From the entries below, copy out every line with "text" in it.

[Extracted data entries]
-*-*-
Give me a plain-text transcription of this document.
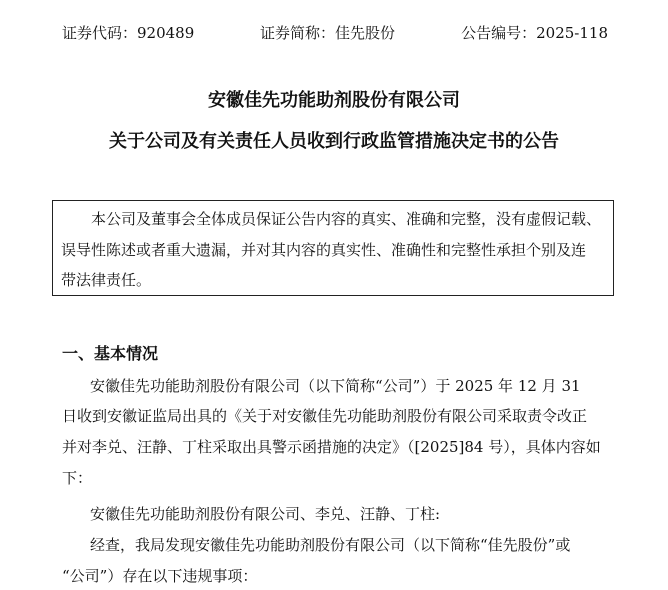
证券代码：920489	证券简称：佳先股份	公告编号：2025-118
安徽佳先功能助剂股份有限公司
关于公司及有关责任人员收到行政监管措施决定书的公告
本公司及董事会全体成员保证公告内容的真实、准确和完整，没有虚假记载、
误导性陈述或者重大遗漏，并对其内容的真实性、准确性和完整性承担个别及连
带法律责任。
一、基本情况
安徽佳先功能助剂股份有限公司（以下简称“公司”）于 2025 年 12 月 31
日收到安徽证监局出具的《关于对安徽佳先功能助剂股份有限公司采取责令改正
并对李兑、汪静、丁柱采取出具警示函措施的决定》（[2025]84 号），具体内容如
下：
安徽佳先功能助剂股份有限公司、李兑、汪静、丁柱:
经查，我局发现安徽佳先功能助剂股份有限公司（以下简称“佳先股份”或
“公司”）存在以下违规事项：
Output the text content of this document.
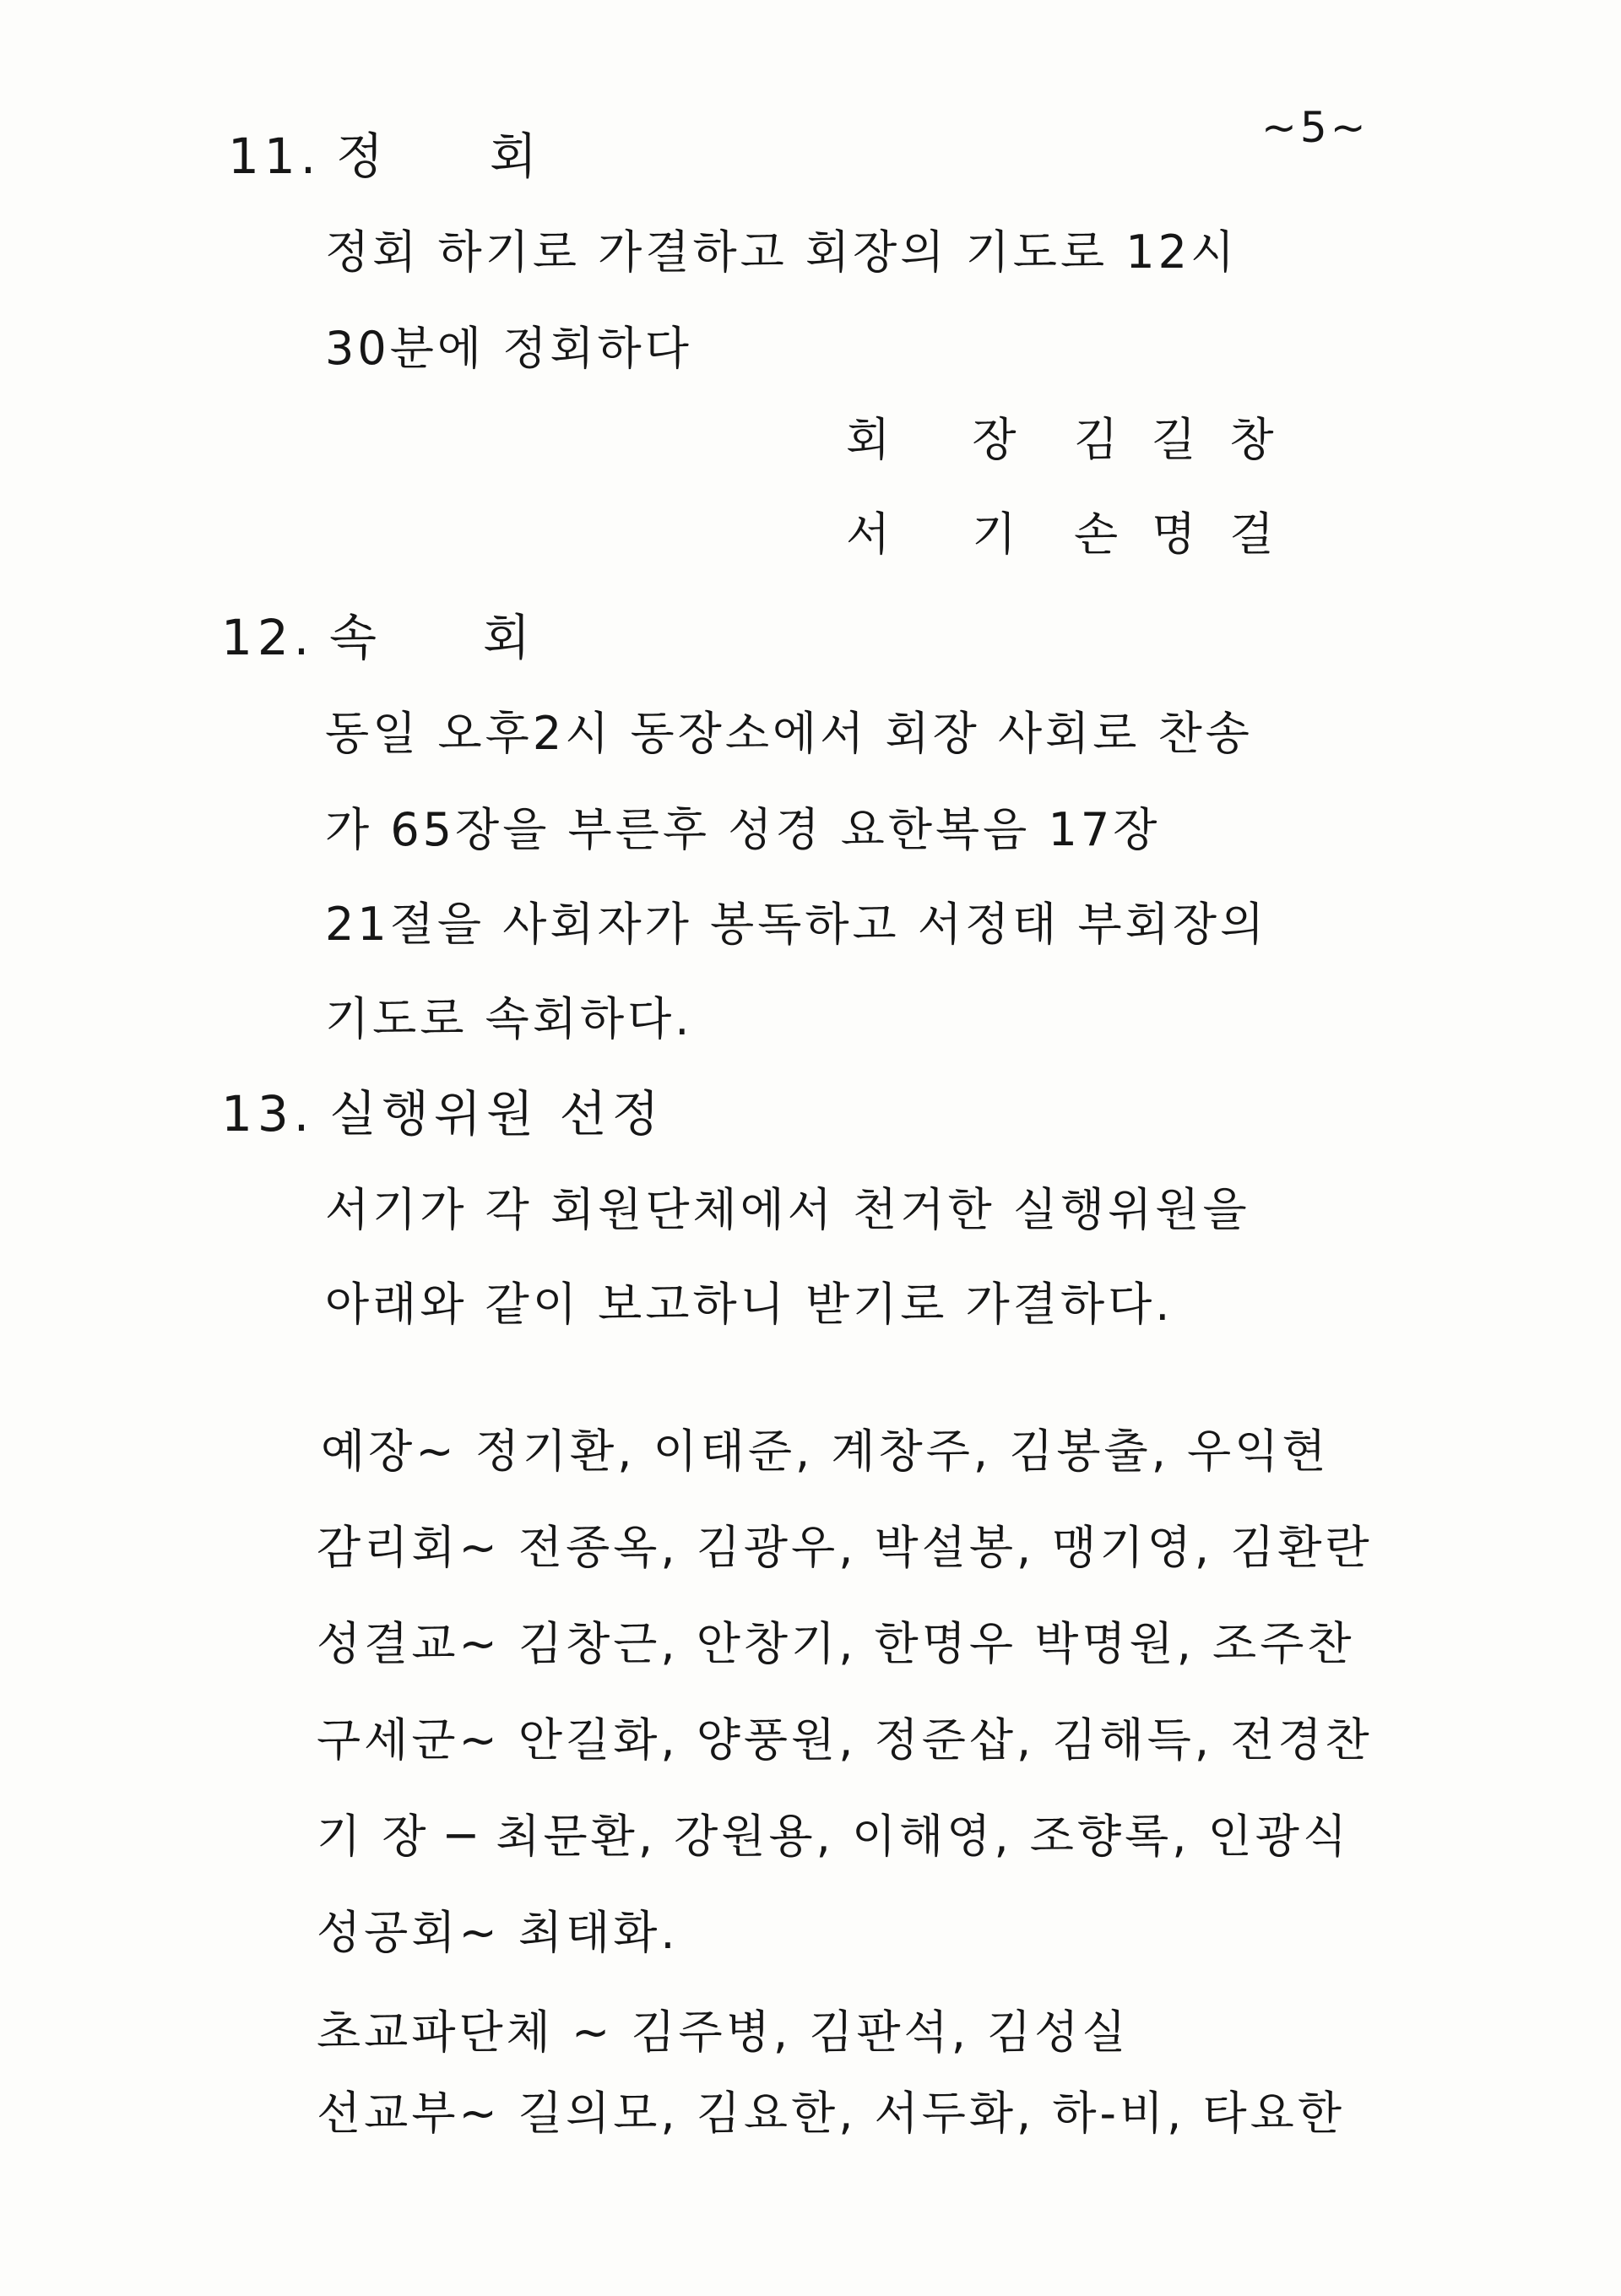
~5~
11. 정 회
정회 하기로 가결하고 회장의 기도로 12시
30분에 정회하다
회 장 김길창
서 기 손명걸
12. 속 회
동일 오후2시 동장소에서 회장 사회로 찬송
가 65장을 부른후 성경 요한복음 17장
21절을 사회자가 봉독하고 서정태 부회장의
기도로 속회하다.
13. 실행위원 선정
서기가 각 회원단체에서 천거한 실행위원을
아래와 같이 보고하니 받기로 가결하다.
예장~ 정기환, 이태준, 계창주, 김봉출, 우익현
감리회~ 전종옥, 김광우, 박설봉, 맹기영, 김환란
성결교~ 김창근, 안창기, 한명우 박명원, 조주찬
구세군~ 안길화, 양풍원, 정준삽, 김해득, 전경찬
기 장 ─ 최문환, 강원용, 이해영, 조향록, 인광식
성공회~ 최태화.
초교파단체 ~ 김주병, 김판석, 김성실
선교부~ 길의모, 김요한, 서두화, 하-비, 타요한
-*-*-
> _CORRECT OUTPUT_
Give me a plain-text transcription of this document.
Output the text content of this document.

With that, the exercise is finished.